**Short exercise:**
Leave out the pictures; transcribe all else exactly.

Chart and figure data
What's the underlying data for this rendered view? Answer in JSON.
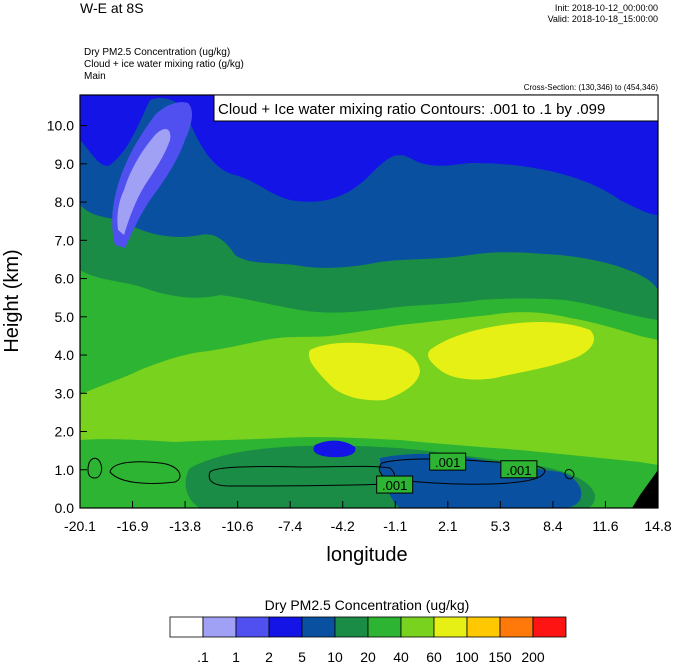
{
  "header": {
    "title": "W-E at 8S",
    "init": "Init: 2018-10-12_00:00:00",
    "valid": "Valid: 2018-10-18_15:00:00",
    "field1": "Dry PM2.5 Concentration   (ug/kg)",
    "field2": "Cloud + ice water mixing ratio   (g/kg)",
    "field3": "Main",
    "cross_section": "Cross-Section: (130,346) to (454,346)"
  },
  "chart_data": {
    "type": "heatmap",
    "title": "W-E at 8S",
    "xlabel": "longitude",
    "ylabel": "Height (km)",
    "xlim": [
      -20.1,
      14.8
    ],
    "ylim": [
      0.0,
      10.8
    ],
    "xticks": [
      "-20.1",
      "-16.9",
      "-13.8",
      "-10.6",
      "-7.4",
      "-4.2",
      "-1.1",
      "2.1",
      "5.3",
      "8.4",
      "11.6",
      "14.8"
    ],
    "yticks": [
      "0.0",
      "1.0",
      "2.0",
      "3.0",
      "4.0",
      "5.0",
      "6.0",
      "7.0",
      "8.0",
      "9.0",
      "10.0"
    ],
    "contour_legend": "Cloud + Ice water mixing ratio Contours: .001 to .1 by .099",
    "contour_labels": [
      ".001",
      ".001",
      ".001"
    ],
    "contour_label_positions": [
      {
        "x": 2.1,
        "y": 1.2
      },
      {
        "x": -1.1,
        "y": 0.6
      },
      {
        "x": 6.4,
        "y": 1.0
      }
    ],
    "colorbar": {
      "title": "Dry PM2.5 Concentration  (ug/kg)",
      "levels": [
        ".1",
        "1",
        "2",
        "5",
        "10",
        "20",
        "40",
        "60",
        "100",
        "150",
        "200"
      ],
      "colors": [
        "#ffffff",
        "#a0a0f5",
        "#5050f0",
        "#1414e6",
        "#0a50a0",
        "#1a8c46",
        "#2db432",
        "#78d21e",
        "#e6f014",
        "#ffc800",
        "#ff780a",
        "#ff1414"
      ]
    }
  }
}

**Final result:**
What's the underlying data for this rendered view? Answer in JSON.
{
  "header": {
    "title": "W-E at 8S",
    "init": "Init: 2018-10-12_00:00:00",
    "valid": "Valid: 2018-10-18_15:00:00",
    "field1": "Dry PM2.5 Concentration   (ug/kg)",
    "field2": "Cloud + ice water mixing ratio   (g/kg)",
    "field3": "Main",
    "cross_section": "Cross-Section: (130,346) to (454,346)"
  },
  "chart_data": {
    "type": "heatmap",
    "title": "W-E at 8S",
    "xlabel": "longitude",
    "ylabel": "Height (km)",
    "xlim": [
      -20.1,
      14.8
    ],
    "ylim": [
      0.0,
      10.8
    ],
    "xticks": [
      "-20.1",
      "-16.9",
      "-13.8",
      "-10.6",
      "-7.4",
      "-4.2",
      "-1.1",
      "2.1",
      "5.3",
      "8.4",
      "11.6",
      "14.8"
    ],
    "yticks": [
      "0.0",
      "1.0",
      "2.0",
      "3.0",
      "4.0",
      "5.0",
      "6.0",
      "7.0",
      "8.0",
      "9.0",
      "10.0"
    ],
    "contour_legend": "Cloud + Ice water mixing ratio Contours: .001 to .1 by .099",
    "contour_labels": [
      ".001",
      ".001",
      ".001"
    ],
    "contour_label_positions": [
      {
        "x": 2.1,
        "y": 1.2
      },
      {
        "x": -1.1,
        "y": 0.6
      },
      {
        "x": 6.4,
        "y": 1.0
      }
    ],
    "colorbar": {
      "title": "Dry PM2.5 Concentration  (ug/kg)",
      "levels": [
        ".1",
        "1",
        "2",
        "5",
        "10",
        "20",
        "40",
        "60",
        "100",
        "150",
        "200"
      ],
      "colors": [
        "#ffffff",
        "#a0a0f5",
        "#5050f0",
        "#1414e6",
        "#0a50a0",
        "#1a8c46",
        "#2db432",
        "#78d21e",
        "#e6f014",
        "#ffc800",
        "#ff780a",
        "#ff1414"
      ]
    }
  }
}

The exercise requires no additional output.